[Data extract]
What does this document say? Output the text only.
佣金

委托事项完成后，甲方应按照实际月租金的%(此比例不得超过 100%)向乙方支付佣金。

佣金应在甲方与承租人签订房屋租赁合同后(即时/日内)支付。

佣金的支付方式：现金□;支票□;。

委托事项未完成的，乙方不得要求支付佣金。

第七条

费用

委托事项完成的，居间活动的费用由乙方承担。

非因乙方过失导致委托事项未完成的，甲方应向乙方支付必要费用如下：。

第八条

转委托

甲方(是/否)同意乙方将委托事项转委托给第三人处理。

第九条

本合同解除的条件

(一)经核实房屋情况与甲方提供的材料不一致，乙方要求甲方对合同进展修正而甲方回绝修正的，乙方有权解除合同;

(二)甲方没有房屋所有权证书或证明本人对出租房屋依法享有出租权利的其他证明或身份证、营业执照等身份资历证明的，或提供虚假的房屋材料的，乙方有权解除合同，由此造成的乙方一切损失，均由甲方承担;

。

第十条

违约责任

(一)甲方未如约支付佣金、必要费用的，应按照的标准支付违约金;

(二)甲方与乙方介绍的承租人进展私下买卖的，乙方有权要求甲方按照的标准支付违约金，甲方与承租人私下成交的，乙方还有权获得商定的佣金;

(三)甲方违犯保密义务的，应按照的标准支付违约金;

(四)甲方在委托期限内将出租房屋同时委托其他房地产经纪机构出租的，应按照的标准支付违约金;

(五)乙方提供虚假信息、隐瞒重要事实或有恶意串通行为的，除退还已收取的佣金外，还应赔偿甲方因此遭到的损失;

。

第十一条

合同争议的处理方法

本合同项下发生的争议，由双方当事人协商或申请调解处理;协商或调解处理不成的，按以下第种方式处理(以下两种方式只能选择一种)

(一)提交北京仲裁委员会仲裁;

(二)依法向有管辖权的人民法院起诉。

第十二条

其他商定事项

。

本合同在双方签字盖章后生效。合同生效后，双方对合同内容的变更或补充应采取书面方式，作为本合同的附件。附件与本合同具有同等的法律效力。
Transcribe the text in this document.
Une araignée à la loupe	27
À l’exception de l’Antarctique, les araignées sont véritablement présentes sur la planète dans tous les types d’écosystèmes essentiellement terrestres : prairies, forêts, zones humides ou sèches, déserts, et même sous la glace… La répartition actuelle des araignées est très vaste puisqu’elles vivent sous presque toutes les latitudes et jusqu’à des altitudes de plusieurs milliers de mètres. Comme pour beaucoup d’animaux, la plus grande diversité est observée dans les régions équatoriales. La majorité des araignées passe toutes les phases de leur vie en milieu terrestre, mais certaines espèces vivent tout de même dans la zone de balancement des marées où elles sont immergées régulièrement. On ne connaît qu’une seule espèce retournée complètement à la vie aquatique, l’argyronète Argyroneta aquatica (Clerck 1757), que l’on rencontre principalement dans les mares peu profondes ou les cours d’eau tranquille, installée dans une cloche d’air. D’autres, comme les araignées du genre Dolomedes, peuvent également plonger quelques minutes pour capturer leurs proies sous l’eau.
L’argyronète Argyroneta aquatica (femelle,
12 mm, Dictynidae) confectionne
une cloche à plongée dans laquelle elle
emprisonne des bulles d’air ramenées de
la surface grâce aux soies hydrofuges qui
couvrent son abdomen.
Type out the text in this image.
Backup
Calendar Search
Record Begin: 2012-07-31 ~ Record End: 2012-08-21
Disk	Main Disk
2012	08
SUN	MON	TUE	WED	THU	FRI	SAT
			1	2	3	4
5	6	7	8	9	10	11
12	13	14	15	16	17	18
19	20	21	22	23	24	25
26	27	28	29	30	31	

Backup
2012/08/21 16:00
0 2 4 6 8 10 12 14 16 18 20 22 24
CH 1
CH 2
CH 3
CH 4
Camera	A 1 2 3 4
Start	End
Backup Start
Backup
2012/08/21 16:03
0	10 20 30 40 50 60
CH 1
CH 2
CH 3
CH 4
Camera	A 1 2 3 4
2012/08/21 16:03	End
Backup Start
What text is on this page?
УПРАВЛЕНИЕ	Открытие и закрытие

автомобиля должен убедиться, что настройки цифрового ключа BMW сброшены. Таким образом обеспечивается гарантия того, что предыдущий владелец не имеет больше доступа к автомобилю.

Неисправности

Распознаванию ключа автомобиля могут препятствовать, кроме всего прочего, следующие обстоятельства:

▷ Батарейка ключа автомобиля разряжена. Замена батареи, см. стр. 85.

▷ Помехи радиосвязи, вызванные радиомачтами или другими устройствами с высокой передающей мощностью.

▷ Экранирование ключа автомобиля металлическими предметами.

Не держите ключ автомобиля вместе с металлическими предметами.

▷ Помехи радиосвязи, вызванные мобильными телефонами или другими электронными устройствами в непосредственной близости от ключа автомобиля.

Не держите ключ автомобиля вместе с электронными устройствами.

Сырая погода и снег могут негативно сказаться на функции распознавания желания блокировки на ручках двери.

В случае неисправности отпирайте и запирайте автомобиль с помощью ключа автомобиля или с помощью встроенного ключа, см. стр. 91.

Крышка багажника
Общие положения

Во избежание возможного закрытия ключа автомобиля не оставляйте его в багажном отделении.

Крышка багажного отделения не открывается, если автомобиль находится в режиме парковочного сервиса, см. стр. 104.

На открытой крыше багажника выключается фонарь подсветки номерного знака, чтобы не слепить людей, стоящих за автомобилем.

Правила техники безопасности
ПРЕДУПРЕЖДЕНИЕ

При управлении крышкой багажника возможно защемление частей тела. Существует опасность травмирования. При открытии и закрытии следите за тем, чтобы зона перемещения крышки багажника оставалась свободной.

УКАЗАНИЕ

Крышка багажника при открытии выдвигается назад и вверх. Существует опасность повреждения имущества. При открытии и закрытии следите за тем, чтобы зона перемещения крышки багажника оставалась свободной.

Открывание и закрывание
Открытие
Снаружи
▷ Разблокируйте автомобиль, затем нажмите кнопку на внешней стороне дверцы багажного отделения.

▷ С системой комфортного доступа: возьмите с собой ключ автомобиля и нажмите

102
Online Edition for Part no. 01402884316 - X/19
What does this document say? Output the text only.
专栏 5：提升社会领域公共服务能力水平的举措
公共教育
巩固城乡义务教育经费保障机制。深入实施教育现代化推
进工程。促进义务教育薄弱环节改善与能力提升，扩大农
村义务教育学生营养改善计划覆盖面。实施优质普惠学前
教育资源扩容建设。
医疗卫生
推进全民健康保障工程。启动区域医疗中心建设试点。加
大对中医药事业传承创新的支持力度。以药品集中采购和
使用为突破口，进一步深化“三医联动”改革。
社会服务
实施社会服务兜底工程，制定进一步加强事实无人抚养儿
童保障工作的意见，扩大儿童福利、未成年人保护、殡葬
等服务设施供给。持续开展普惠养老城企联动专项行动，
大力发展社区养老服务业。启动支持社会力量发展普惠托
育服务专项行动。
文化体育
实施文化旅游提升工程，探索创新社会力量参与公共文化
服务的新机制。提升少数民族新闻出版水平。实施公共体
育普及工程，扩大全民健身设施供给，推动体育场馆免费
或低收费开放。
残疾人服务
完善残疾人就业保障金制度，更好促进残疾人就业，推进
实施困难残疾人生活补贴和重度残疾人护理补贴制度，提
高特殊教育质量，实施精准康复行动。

[Exercise] All the data must be duplicated exactly, with nothing added or removed.

[Right answer]
What does this document say? Output the text only.
佣金

委托事项完成后，甲方应按照实际月租金的%(此比例不得超过 100%)向乙方支付佣金。

佣金应在甲方与承租人签订房屋租赁合同后(即时/日内)支付。

佣金的支付方式：现金□;支票□;。

委托事项未完成的，乙方不得要求支付佣金。

第七条

费用

委托事项完成的，居间活动的费用由乙方承担。

非因乙方过失导致委托事项未完成的，甲方应向乙方支付必要费用如下：。

第八条

转委托

甲方(是/否)同意乙方将委托事项转委托给第三人处理。

第九条

本合同解除的条件

(一)经核实房屋情况与甲方提供的材料不一致，乙方要求甲方对合同进展修正而甲方回绝修正的，乙方有权解除合同;

(二)甲方没有房屋所有权证书或证明本人对出租房屋依法享有出租权利的其他证明或身份证、营业执照等身份资历证明的，或提供虚假的房屋材料的，乙方有权解除合同，由此造成的乙方一切损失，均由甲方承担;

。

第十条

违约责任

(一)甲方未如约支付佣金、必要费用的，应按照的标准支付违约金;

(二)甲方与乙方介绍的承租人进展私下买卖的，乙方有权要求甲方按照的标准支付违约金，甲方与承租人私下成交的，乙方还有权获得商定的佣金;

(三)甲方违犯保密义务的，应按照的标准支付违约金;

(四)甲方在委托期限内将出租房屋同时委托其他房地产经纪机构出租的，应按照的标准支付违约金;

(五)乙方提供虚假信息、隐瞒重要事实或有恶意串通行为的，除退还已收取的佣金外，还应赔偿甲方因此遭到的损失;

。

第十一条

合同争议的处理方法

本合同项下发生的争议，由双方当事人协商或申请调解处理;协商或调解处理不成的，按以下第种方式处理(以下两种方式只能选择一种)

(一)提交北京仲裁委员会仲裁;

(二)依法向有管辖权的人民法院起诉。

第十二条

其他商定事项

。

本合同在双方签字盖章后生效。合同生效后，双方对合同内容的变更或补充应采取书面方式，作为本合同的附件。附件与本合同具有同等的法律效力。
Transcribe the text in this document.
Une araignée à la loupe	27
À l’exception de l’Antarctique, les araignées sont véritablement présentes sur la planète dans tous les types d’écosystèmes essentiellement terrestres : prairies, forêts, zones humides ou sèches, déserts, et même sous la glace… La répartition actuelle des araignées est très vaste puisqu’elles vivent sous presque toutes les latitudes et jusqu’à des altitudes de plusieurs milliers de mètres. Comme pour beaucoup d’animaux, la plus grande diversité est observée dans les régions équatoriales. La majorité des araignées passe toutes les phases de leur vie en milieu terrestre, mais certaines espèces vivent tout de même dans la zone de balancement des marées où elles sont immergées régulièrement. On ne connaît qu’une seule espèce retournée complètement à la vie aquatique, l’argyronète Argyroneta aquatica (Clerck 1757), que l’on rencontre principalement dans les mares peu profondes ou les cours d’eau tranquille, installée dans une cloche d’air. D’autres, comme les araignées du genre Dolomedes, peuvent également plonger quelques minutes pour capturer leurs proies sous l’eau.
L’argyronète Argyroneta aquatica (femelle,
12 mm, Dictynidae) confectionne
une cloche à plongée dans laquelle elle
emprisonne des bulles d’air ramenées de
la surface grâce aux soies hydrofuges qui
couvrent son abdomen.
Type out the text in this image.
Backup
Calendar Search
Record Begin: 2012-07-31 ~ Record End: 2012-08-21
Disk	Main Disk
2012	08
SUN	MON	TUE	WED	THU	FRI	SAT
			1	2	3	4
5	6	7	8	9	10	11
12	13	14	15	16	17	18
19	20	21	22	23	24	25
26	27	28	29	30	31	

Backup
2012/08/21 16:00
0 2 4 6 8 10 12 14 16 18 20 22 24
CH 1
CH 2
CH 3
CH 4
Camera	A 1 2 3 4
Start	End
Backup Start
Backup
2012/08/21 16:03
0	10 20 30 40 50 60
CH 1
CH 2
CH 3
CH 4
Camera	A 1 2 3 4
2012/08/21 16:03	End
Backup Start
What text is on this page?
УПРАВЛЕНИЕ	Открытие и закрытие

автомобиля должен убедиться, что настройки цифрового ключа BMW сброшены. Таким образом обеспечивается гарантия того, что предыдущий владелец не имеет больше доступа к автомобилю.

Неисправности

Распознаванию ключа автомобиля могут препятствовать, кроме всего прочего, следующие обстоятельства:

▷ Батарейка ключа автомобиля разряжена. Замена батареи, см. стр. 85.

▷ Помехи радиосвязи, вызванные радиомачтами или другими устройствами с высокой передающей мощностью.

▷ Экранирование ключа автомобиля металлическими предметами.

Не держите ключ автомобиля вместе с металлическими предметами.

▷ Помехи радиосвязи, вызванные мобильными телефонами или другими электронными устройствами в непосредственной близости от ключа автомобиля.

Не держите ключ автомобиля вместе с электронными устройствами.

Сырая погода и снег могут негативно сказаться на функции распознавания желания блокировки на ручках двери.

В случае неисправности отпирайте и запирайте автомобиль с помощью ключа автомобиля или с помощью встроенного ключа, см. стр. 91.

Крышка багажника
Общие положения

Во избежание возможного закрытия ключа автомобиля не оставляйте его в багажном отделении.

Крышка багажного отделения не открывается, если автомобиль находится в режиме парковочного сервиса, см. стр. 104.

На открытой крыше багажника выключается фонарь подсветки номерного знака, чтобы не слепить людей, стоящих за автомобилем.

Правила техники безопасности
ПРЕДУПРЕЖДЕНИЕ

При управлении крышкой багажника возможно защемление частей тела. Существует опасность травмирования. При открытии и закрытии следите за тем, чтобы зона перемещения крышки багажника оставалась свободной.

УКАЗАНИЕ

Крышка багажника при открытии выдвигается назад и вверх. Существует опасность повреждения имущества. При открытии и закрытии следите за тем, чтобы зона перемещения крышки багажника оставалась свободной.

Открывание и закрывание
Открытие
Снаружи
▷ Разблокируйте автомобиль, затем нажмите кнопку на внешней стороне дверцы багажного отделения.

▷ С системой комфортного доступа: возьмите с собой ключ автомобиля и нажмите

102
Online Edition for Part no. 01402884316 - X/19
What does this document say? Output the text only.
专栏 5：提升社会领域公共服务能力水平的举措
公共教育
巩固城乡义务教育经费保障机制。深入实施教育现代化推
进工程。促进义务教育薄弱环节改善与能力提升，扩大农
村义务教育学生营养改善计划覆盖面。实施优质普惠学前
教育资源扩容建设。
医疗卫生
推进全民健康保障工程。启动区域医疗中心建设试点。加
大对中医药事业传承创新的支持力度。以药品集中采购和
使用为突破口，进一步深化“三医联动”改革。
社会服务
实施社会服务兜底工程，制定进一步加强事实无人抚养儿
童保障工作的意见，扩大儿童福利、未成年人保护、殡葬
等服务设施供给。持续开展普惠养老城企联动专项行动，
大力发展社区养老服务业。启动支持社会力量发展普惠托
育服务专项行动。
文化体育
实施文化旅游提升工程，探索创新社会力量参与公共文化
服务的新机制。提升少数民族新闻出版水平。实施公共体
育普及工程，扩大全民健身设施供给，推动体育场馆免费
或低收费开放。
残疾人服务
完善残疾人就业保障金制度，更好促进残疾人就业，推进
实施困难残疾人生活补贴和重度残疾人护理补贴制度，提
高特殊教育质量，实施精准康复行动。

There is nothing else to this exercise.